TASK DESCRIPTION — Extract every line where the string "name" appears.

[Data tied to figure images]
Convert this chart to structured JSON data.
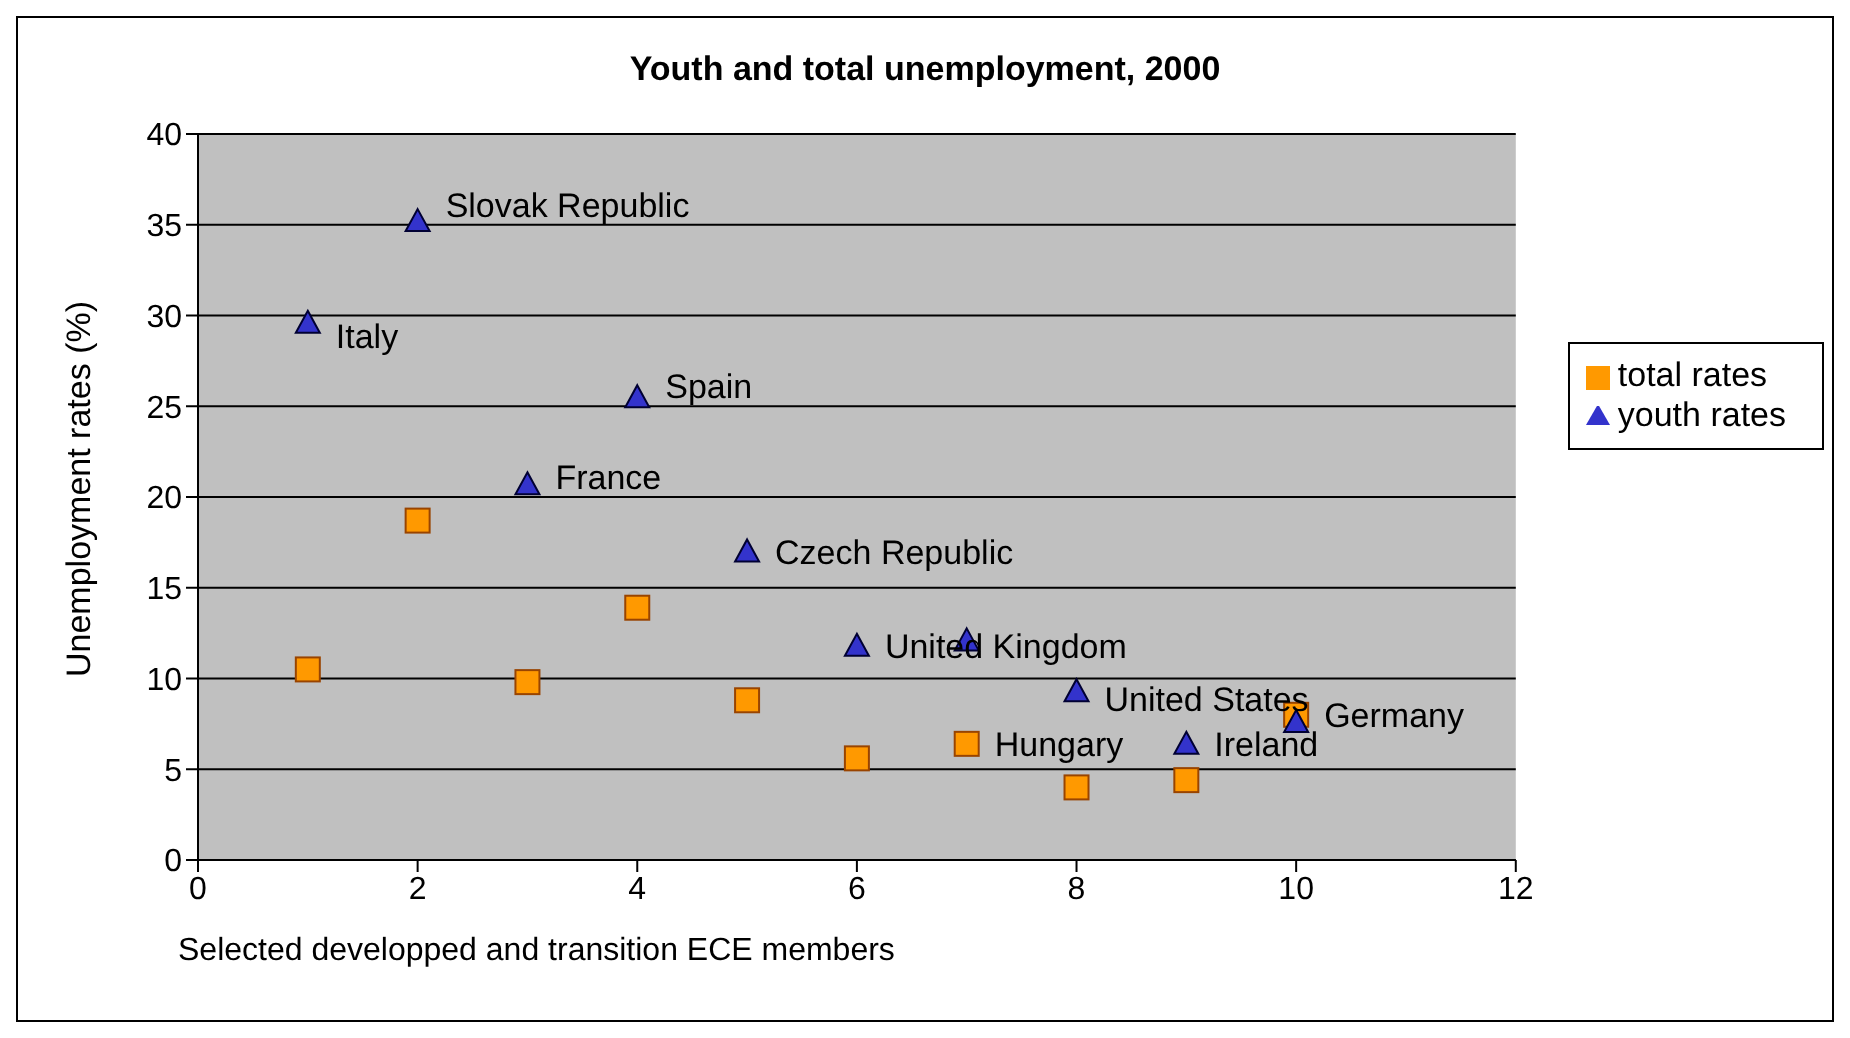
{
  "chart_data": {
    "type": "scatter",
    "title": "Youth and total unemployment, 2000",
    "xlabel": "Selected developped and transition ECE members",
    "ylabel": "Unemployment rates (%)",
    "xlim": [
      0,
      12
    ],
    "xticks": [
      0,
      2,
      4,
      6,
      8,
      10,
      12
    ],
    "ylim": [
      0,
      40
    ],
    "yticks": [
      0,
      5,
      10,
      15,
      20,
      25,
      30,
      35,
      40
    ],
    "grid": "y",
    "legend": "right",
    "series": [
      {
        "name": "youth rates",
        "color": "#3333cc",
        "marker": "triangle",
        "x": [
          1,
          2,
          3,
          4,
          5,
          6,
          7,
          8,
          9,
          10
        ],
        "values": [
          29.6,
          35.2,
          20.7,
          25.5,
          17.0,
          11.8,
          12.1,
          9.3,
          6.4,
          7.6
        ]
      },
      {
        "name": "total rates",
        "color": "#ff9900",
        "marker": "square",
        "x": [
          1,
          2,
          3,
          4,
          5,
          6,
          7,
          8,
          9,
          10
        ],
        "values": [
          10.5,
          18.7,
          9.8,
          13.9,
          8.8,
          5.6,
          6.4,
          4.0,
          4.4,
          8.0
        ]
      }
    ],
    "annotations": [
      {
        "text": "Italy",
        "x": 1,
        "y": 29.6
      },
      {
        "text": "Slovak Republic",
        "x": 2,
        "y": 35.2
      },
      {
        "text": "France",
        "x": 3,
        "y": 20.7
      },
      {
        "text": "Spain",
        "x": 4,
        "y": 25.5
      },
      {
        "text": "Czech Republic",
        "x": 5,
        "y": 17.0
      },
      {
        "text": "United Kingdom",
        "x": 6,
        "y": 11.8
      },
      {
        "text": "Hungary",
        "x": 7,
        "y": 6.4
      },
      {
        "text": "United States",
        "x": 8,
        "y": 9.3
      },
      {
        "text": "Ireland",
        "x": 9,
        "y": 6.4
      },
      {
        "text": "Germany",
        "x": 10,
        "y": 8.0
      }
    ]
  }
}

* * *

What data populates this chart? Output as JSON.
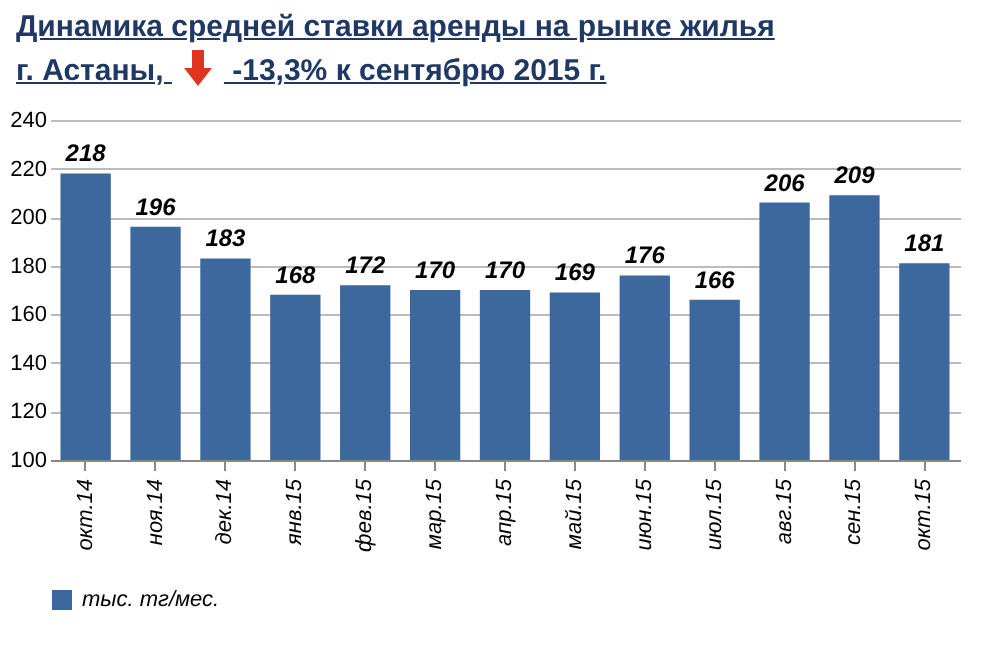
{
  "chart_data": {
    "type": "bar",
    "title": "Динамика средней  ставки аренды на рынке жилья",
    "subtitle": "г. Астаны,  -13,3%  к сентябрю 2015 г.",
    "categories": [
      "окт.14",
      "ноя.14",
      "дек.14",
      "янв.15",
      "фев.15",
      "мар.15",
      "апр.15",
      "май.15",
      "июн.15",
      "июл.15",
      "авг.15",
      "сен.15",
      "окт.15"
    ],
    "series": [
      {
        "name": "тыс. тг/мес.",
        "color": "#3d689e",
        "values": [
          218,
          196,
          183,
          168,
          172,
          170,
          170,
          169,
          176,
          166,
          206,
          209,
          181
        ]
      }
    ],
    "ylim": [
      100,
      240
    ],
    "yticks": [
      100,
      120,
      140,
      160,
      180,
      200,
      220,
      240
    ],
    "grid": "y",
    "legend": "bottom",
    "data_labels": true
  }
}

EXERCISE RESPONSE —
        "name": "youth rates",
        "name": "total rates",
        "name": "тыс. тг/мес.",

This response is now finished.